Extracted records
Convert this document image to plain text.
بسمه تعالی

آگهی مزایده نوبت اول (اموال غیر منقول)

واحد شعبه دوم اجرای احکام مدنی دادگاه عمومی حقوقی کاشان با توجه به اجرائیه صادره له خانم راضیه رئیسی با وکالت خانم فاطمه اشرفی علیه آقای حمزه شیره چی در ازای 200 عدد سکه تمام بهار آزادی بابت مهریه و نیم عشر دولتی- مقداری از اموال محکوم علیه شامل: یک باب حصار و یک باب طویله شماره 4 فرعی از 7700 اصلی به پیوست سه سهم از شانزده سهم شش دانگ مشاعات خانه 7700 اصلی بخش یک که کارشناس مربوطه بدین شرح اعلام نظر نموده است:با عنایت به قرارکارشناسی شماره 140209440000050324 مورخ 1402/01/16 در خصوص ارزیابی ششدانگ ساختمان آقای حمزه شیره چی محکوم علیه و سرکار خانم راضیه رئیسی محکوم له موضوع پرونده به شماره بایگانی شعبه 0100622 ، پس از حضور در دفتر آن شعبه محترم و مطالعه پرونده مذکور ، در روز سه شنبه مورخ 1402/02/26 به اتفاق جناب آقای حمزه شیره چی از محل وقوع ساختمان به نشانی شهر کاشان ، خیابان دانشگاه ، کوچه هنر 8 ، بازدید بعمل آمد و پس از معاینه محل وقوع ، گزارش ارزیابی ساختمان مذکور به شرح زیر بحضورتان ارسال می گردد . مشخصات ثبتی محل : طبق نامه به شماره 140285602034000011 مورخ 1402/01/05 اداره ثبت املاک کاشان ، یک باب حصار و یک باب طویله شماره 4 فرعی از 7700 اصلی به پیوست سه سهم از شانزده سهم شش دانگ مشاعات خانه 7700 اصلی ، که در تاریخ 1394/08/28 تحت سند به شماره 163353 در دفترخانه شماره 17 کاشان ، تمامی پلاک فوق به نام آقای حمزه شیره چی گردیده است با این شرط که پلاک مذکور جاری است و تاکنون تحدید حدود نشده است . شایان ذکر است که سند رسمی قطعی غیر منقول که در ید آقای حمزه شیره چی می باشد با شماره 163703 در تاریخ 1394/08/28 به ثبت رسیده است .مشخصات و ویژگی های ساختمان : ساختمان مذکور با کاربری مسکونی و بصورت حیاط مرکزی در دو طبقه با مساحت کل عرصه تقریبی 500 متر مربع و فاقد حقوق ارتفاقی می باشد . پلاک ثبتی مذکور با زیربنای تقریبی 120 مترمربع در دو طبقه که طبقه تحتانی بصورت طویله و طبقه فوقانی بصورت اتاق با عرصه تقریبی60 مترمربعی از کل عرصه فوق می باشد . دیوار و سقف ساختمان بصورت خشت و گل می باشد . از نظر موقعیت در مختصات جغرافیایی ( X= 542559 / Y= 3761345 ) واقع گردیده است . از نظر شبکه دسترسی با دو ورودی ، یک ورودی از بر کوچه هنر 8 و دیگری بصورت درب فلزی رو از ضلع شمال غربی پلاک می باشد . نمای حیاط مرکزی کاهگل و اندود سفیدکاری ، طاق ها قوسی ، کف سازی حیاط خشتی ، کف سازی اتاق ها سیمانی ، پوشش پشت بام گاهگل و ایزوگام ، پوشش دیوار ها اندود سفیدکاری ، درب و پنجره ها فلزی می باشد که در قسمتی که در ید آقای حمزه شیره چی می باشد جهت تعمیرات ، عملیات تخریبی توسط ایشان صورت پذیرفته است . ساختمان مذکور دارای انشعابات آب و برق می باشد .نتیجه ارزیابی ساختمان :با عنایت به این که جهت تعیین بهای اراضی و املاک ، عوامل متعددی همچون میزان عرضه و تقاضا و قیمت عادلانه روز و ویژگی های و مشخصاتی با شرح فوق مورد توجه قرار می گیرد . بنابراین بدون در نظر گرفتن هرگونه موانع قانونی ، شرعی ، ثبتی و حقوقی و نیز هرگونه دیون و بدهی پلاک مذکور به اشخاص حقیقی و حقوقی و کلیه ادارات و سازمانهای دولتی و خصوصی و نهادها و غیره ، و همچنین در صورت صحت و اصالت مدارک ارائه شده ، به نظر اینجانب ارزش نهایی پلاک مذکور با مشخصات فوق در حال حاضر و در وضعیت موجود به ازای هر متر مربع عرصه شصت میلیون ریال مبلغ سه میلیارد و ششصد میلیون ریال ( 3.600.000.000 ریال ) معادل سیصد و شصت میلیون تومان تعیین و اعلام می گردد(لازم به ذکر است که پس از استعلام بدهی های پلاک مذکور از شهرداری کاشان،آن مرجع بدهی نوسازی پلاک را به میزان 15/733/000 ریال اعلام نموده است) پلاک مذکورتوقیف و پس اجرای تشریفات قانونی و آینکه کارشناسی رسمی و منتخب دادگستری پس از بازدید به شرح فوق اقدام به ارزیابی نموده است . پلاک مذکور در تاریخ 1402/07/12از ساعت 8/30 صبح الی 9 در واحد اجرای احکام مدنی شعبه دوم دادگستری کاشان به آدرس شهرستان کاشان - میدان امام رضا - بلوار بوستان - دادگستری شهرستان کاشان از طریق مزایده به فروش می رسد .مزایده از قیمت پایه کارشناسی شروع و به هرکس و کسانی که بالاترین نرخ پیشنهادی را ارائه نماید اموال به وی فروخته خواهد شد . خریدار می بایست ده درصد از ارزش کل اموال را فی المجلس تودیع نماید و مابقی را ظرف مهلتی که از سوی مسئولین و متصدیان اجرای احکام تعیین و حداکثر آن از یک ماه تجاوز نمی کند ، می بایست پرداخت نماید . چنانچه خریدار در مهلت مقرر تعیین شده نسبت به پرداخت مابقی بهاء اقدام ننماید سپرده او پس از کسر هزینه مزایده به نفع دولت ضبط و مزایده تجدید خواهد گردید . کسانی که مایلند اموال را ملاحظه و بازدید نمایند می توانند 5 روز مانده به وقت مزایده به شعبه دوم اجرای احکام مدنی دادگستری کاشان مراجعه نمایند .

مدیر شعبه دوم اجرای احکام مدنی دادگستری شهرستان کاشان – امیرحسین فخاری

Instruction:
What is needed here is an exact reproduction of all the entries.

Reply:
Convert this document image to plain text.
بسمه تعالی

آگهی مزایده نوبت اول (اموال غیر منقول)

واحد شعبه دوم اجرای احکام مدنی دادگاه عمومی حقوقی کاشان با توجه به اجرائیه صادره له خانم راضیه رئیسی با وکالت خانم فاطمه اشرفی علیه آقای حمزه شیره چی در ازای 200 عدد سکه تمام بهار آزادی بابت مهریه و نیم عشر دولتی- مقداری از اموال محکوم علیه شامل: یک باب حصار و یک باب طویله شماره 4 فرعی از 7700 اصلی به پیوست سه سهم از شانزده سهم شش دانگ مشاعات خانه 7700 اصلی بخش یک که کارشناس مربوطه بدین شرح اعلام نظر نموده است:با عنایت به قرارکارشناسی شماره 140209440000050324 مورخ 1402/01/16 در خصوص ارزیابی ششدانگ ساختمان آقای حمزه شیره چی محکوم علیه و سرکار خانم راضیه رئیسی محکوم له موضوع پرونده به شماره بایگانی شعبه 0100622 ، پس از حضور در دفتر آن شعبه محترم و مطالعه پرونده مذکور ، در روز سه شنبه مورخ 1402/02/26 به اتفاق جناب آقای حمزه شیره چی از محل وقوع ساختمان به نشانی شهر کاشان ، خیابان دانشگاه ، کوچه هنر 8 ، بازدید بعمل آمد و پس از معاینه محل وقوع ، گزارش ارزیابی ساختمان مذکور به شرح زیر بحضورتان ارسال می گردد . مشخصات ثبتی محل : طبق نامه به شماره 140285602034000011 مورخ 1402/01/05 اداره ثبت املاک کاشان ، یک باب حصار و یک باب طویله شماره 4 فرعی از 7700 اصلی به پیوست سه سهم از شانزده سهم شش دانگ مشاعات خانه 7700 اصلی ، که در تاریخ 1394/08/28 تحت سند به شماره 163353 در دفترخانه شماره 17 کاشان ، تمامی پلاک فوق به نام آقای حمزه شیره چی گردیده است با این شرط که پلاک مذکور جاری است و تاکنون تحدید حدود نشده است . شایان ذکر است که سند رسمی قطعی غیر منقول که در ید آقای حمزه شیره چی می باشد با شماره 163703 در تاریخ 1394/08/28 به ثبت رسیده است .مشخصات و ویژگی های ساختمان : ساختمان مذکور با کاربری مسکونی و بصورت حیاط مرکزی در دو طبقه با مساحت کل عرصه تقریبی 500 متر مربع و فاقد حقوق ارتفاقی می باشد . پلاک ثبتی مذکور با زیربنای تقریبی 120 مترمربع در دو طبقه که طبقه تحتانی بصورت طویله و طبقه فوقانی بصورت اتاق با عرصه تقریبی60 مترمربعی از کل عرصه فوق می باشد . دیوار و سقف ساختمان بصورت خشت و گل می باشد . از نظر موقعیت در مختصات جغرافیایی ( X= 542559 / Y= 3761345 ) واقع گردیده است . از نظر شبکه دسترسی با دو ورودی ، یک ورودی از بر کوچه هنر 8 و دیگری بصورت درب فلزی رو از ضلع شمال غربی پلاک می باشد . نمای حیاط مرکزی کاهگل و اندود سفیدکاری ، طاق ها قوسی ، کف سازی حیاط خشتی ، کف سازی اتاق ها سیمانی ، پوشش پشت بام گاهگل و ایزوگام ، پوشش دیوار ها اندود سفیدکاری ، درب و پنجره ها فلزی می باشد که در قسمتی که در ید آقای حمزه شیره چی می باشد جهت تعمیرات ، عملیات تخریبی توسط ایشان صورت پذیرفته است . ساختمان مذکور دارای انشعابات آب و برق می باشد .نتیجه ارزیابی ساختمان :با عنایت به این که جهت تعیین بهای اراضی و املاک ، عوامل متعددی همچون میزان عرضه و تقاضا و قیمت عادلانه روز و ویژگی های و مشخصاتی با شرح فوق مورد توجه قرار می گیرد . بنابراین بدون در نظر گرفتن هرگونه موانع قانونی ، شرعی ، ثبتی و حقوقی و نیز هرگونه دیون و بدهی پلاک مذکور به اشخاص حقیقی و حقوقی و کلیه ادارات و سازمانهای دولتی و خصوصی و نهادها و غیره ، و همچنین در صورت صحت و اصالت مدارک ارائه شده ، به نظر اینجانب ارزش نهایی پلاک مذکور با مشخصات فوق در حال حاضر و در وضعیت موجود به ازای هر متر مربع عرصه شصت میلیون ریال مبلغ سه میلیارد و ششصد میلیون ریال ( 3.600.000.000 ریال ) معادل سیصد و شصت میلیون تومان تعیین و اعلام می گردد(لازم به ذکر است که پس از استعلام بدهی های پلاک مذکور از شهرداری کاشان،آن مرجع بدهی نوسازی پلاک را به میزان 15/733/000 ریال اعلام نموده است) پلاک مذکورتوقیف و پس اجرای تشریفات قانونی و آینکه کارشناسی رسمی و منتخب دادگستری پس از بازدید به شرح فوق اقدام به ارزیابی نموده است . پلاک مذکور در تاریخ 1402/07/12از ساعت 8/30 صبح الی 9 در واحد اجرای احکام مدنی شعبه دوم دادگستری کاشان به آدرس شهرستان کاشان - میدان امام رضا - بلوار بوستان - دادگستری شهرستان کاشان از طریق مزایده به فروش می رسد .مزایده از قیمت پایه کارشناسی شروع و به هرکس و کسانی که بالاترین نرخ پیشنهادی را ارائه نماید اموال به وی فروخته خواهد شد . خریدار می بایست ده درصد از ارزش کل اموال را فی المجلس تودیع نماید و مابقی را ظرف مهلتی که از سوی مسئولین و متصدیان اجرای احکام تعیین و حداکثر آن از یک ماه تجاوز نمی کند ، می بایست پرداخت نماید . چنانچه خریدار در مهلت مقرر تعیین شده نسبت به پرداخت مابقی بهاء اقدام ننماید سپرده او پس از کسر هزینه مزایده به نفع دولت ضبط و مزایده تجدید خواهد گردید . کسانی که مایلند اموال را ملاحظه و بازدید نمایند می توانند 5 روز مانده به وقت مزایده به شعبه دوم اجرای احکام مدنی دادگستری کاشان مراجعه نمایند .

مدیر شعبه دوم اجرای احکام مدنی دادگستری شهرستان کاشان – امیرحسین فخاری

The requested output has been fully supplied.